WHAT TO PRODUCE: For each line below that includes the word "Damen", make a copy.

## START MATERIAL PROVIDED

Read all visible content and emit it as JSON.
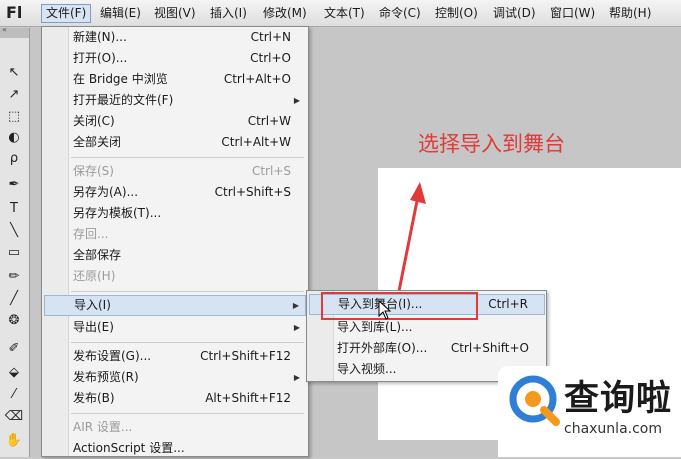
{
  "app": {
    "logo": "Fl"
  },
  "menubar": {
    "items": [
      "文件(F)",
      "编辑(E)",
      "视图(V)",
      "插入(I)",
      "修改(M)",
      "文本(T)",
      "命令(C)",
      "控制(O)",
      "调试(D)",
      "窗口(W)",
      "帮助(H)"
    ]
  },
  "toolbar": {
    "header": "«",
    "tools": [
      "↖",
      "↗",
      "⬚",
      "◐",
      "ρ",
      "✒",
      "T",
      "╲",
      "▭",
      "✏",
      "╱",
      "❂",
      "✐",
      "⬙",
      "⁄",
      "⌫",
      "✋"
    ]
  },
  "file_menu": {
    "items": [
      {
        "label": "新建(N)...",
        "shortcut": "Ctrl+N"
      },
      {
        "label": "打开(O)...",
        "shortcut": "Ctrl+O"
      },
      {
        "label": "在 Bridge 中浏览",
        "shortcut": "Ctrl+Alt+O"
      },
      {
        "label": "打开最近的文件(F)",
        "shortcut": ""
      },
      {
        "label": "关闭(C)",
        "shortcut": "Ctrl+W"
      },
      {
        "label": "全部关闭",
        "shortcut": "Ctrl+Alt+W"
      },
      {
        "label": "保存(S)",
        "shortcut": "Ctrl+S"
      },
      {
        "label": "另存为(A)...",
        "shortcut": "Ctrl+Shift+S"
      },
      {
        "label": "另存为模板(T)...",
        "shortcut": ""
      },
      {
        "label": "存回...",
        "shortcut": ""
      },
      {
        "label": "全部保存",
        "shortcut": ""
      },
      {
        "label": "还原(H)",
        "shortcut": ""
      },
      {
        "label": "导入(I)",
        "shortcut": ""
      },
      {
        "label": "导出(E)",
        "shortcut": ""
      },
      {
        "label": "发布设置(G)...",
        "shortcut": "Ctrl+Shift+F12"
      },
      {
        "label": "发布预览(R)",
        "shortcut": ""
      },
      {
        "label": "发布(B)",
        "shortcut": "Alt+Shift+F12"
      },
      {
        "label": "AIR 设置...",
        "shortcut": ""
      },
      {
        "label": "ActionScript 设置...",
        "shortcut": ""
      }
    ]
  },
  "import_submenu": {
    "items": [
      {
        "label": "导入到舞台(I)...",
        "shortcut": "Ctrl+R"
      },
      {
        "label": "导入到库(L)...",
        "shortcut": ""
      },
      {
        "label": "打开外部库(O)...",
        "shortcut": "Ctrl+Shift+O"
      },
      {
        "label": "导入视频...",
        "shortcut": ""
      }
    ]
  },
  "annotation": {
    "text": "选择导入到舞台"
  },
  "watermark": {
    "name": "查询啦",
    "url": "chaxunla.com"
  },
  "colors": {
    "annotation": "#e03a3a",
    "highlight": "#d6e3f3",
    "watermark_blue": "#2f7fd6",
    "watermark_orange": "#f39a1e"
  }
}
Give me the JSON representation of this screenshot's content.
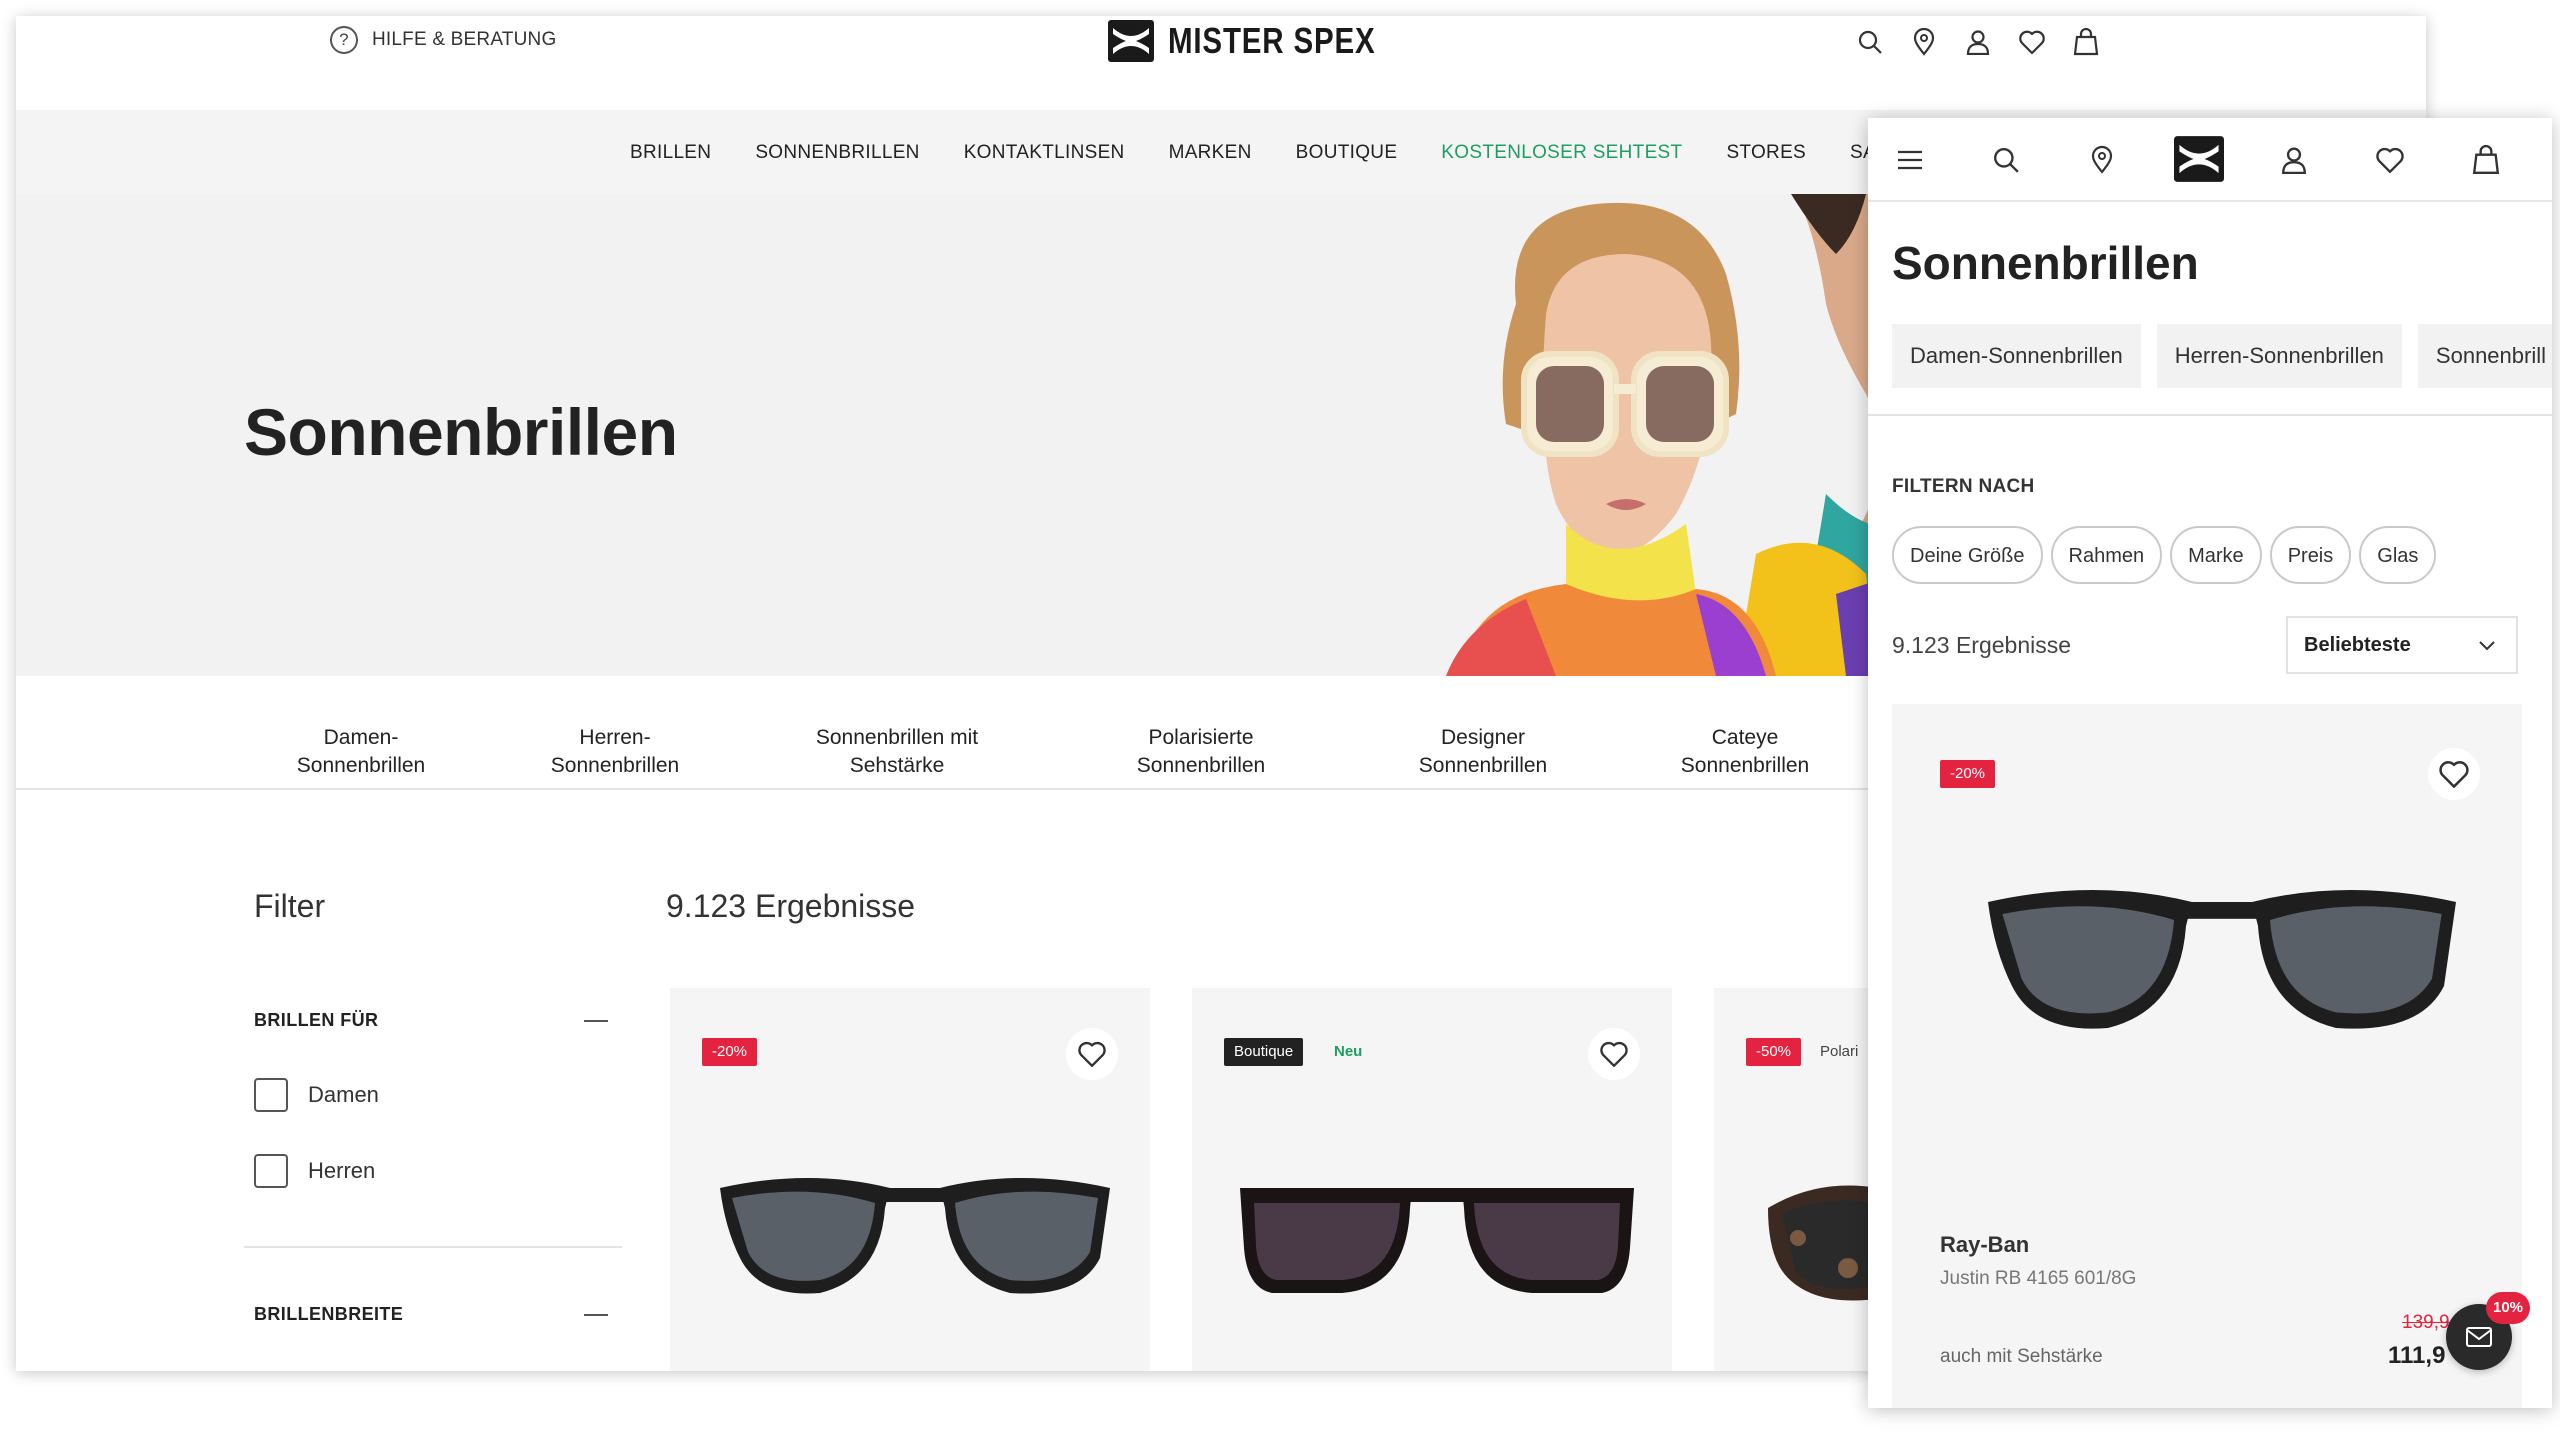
{
  "desktop": {
    "help_label": "HILFE & BERATUNG",
    "logo_text": "MISTER SPEX",
    "nav": [
      "BRILLEN",
      "SONNENBRILLEN",
      "KONTAKTLINSEN",
      "MARKEN",
      "BOUTIQUE",
      "KOSTENLOSER SEHTEST",
      "STORES",
      "SALE"
    ],
    "nav_highlight_color": "#1f9e63",
    "hero_title": "Sonnenbrillen",
    "subcategories": [
      {
        "line1": "Damen-",
        "line2": "Sonnenbrillen"
      },
      {
        "line1": "Herren-",
        "line2": "Sonnenbrillen"
      },
      {
        "line1": "Sonnenbrillen mit",
        "line2": "Sehstärke"
      },
      {
        "line1": "Polarisierte",
        "line2": "Sonnenbrillen"
      },
      {
        "line1": "Designer",
        "line2": "Sonnenbrillen"
      },
      {
        "line1": "Cateye",
        "line2": "Sonnenbrillen"
      }
    ],
    "filter_title": "Filter",
    "results_count": "9.123 Ergebnisse",
    "filter_sections": {
      "brillen_fuer": {
        "label": "BRILLEN FÜR",
        "options": [
          "Damen",
          "Herren"
        ]
      },
      "brillenbreite": {
        "label": "BRILLENBREITE"
      }
    },
    "products": [
      {
        "badges": [
          "-20%"
        ]
      },
      {
        "badges": [
          "Boutique",
          "Neu"
        ]
      },
      {
        "badges": [
          "-50%",
          "Polari"
        ]
      }
    ]
  },
  "mobile": {
    "title": "Sonnenbrillen",
    "chips": [
      "Damen-Sonnenbrillen",
      "Herren-Sonnenbrillen",
      "Sonnenbrill"
    ],
    "filter_label": "FILTERN NACH",
    "filters": [
      "Deine Größe",
      "Rahmen",
      "Marke",
      "Preis",
      "Glas"
    ],
    "results_count": "9.123 Ergebnisse",
    "sort_value": "Beliebteste",
    "product": {
      "badge": "-20%",
      "brand": "Ray-Ban",
      "model": "Justin RB 4165 601/8G",
      "note": "auch mit Sehstärke",
      "old_price": "139,9",
      "price": "111,9",
      "promo_badge": "10%"
    }
  },
  "colors": {
    "sale_red": "#e3233f",
    "accent_green": "#1f9e63"
  }
}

## END MATERIAL PROVIDED

ANSWER FOR THIS EXERCISE:
        "line1": "Damen-",
          "Damen",
      "Damen-Sonnenbrillen",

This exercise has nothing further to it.